| THE PROBLEM |
Copy out each line of the listing that has the word "vidieckych" in it.

[Begin RECORDS FOR THE TASK]

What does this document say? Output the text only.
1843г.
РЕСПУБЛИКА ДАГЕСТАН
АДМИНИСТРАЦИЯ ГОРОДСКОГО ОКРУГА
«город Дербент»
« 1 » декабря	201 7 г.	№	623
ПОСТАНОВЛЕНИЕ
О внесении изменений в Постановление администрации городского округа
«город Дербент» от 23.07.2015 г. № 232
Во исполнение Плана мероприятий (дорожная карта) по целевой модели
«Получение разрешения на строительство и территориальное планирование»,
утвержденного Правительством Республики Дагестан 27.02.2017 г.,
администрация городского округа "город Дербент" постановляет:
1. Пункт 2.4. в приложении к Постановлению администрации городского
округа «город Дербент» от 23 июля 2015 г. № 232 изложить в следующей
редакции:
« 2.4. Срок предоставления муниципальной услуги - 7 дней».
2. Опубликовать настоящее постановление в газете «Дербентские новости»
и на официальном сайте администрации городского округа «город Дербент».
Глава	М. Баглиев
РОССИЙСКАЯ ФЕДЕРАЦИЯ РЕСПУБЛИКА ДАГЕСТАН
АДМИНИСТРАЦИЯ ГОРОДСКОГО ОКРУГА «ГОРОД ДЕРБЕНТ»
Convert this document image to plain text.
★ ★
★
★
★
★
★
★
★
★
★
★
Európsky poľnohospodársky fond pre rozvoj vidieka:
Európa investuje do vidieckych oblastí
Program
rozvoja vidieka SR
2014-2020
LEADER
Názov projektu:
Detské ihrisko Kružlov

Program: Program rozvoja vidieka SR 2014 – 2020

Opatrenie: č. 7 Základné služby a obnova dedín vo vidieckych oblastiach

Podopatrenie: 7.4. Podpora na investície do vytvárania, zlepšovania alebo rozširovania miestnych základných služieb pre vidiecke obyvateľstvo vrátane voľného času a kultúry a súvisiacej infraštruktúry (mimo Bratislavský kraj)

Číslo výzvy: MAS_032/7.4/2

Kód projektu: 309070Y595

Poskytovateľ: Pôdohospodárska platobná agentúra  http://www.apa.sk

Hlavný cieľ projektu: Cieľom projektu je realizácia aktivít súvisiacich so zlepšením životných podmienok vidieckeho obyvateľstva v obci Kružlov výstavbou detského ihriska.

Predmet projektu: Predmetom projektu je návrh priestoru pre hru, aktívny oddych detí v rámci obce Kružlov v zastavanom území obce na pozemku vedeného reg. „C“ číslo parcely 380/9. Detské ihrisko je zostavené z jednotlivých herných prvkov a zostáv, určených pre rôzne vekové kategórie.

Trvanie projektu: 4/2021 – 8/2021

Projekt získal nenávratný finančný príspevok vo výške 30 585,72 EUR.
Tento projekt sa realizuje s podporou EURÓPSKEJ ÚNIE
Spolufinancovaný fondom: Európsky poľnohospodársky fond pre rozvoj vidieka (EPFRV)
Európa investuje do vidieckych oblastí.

[End RECORDS FOR THE TASK]

| TASK OUTPUT |
Európa investuje do vidieckych oblastí
Opatrenie: č. 7 Základné služby a obnova dedín vo vidieckych oblastiach
Európa investuje do vidieckych oblastí.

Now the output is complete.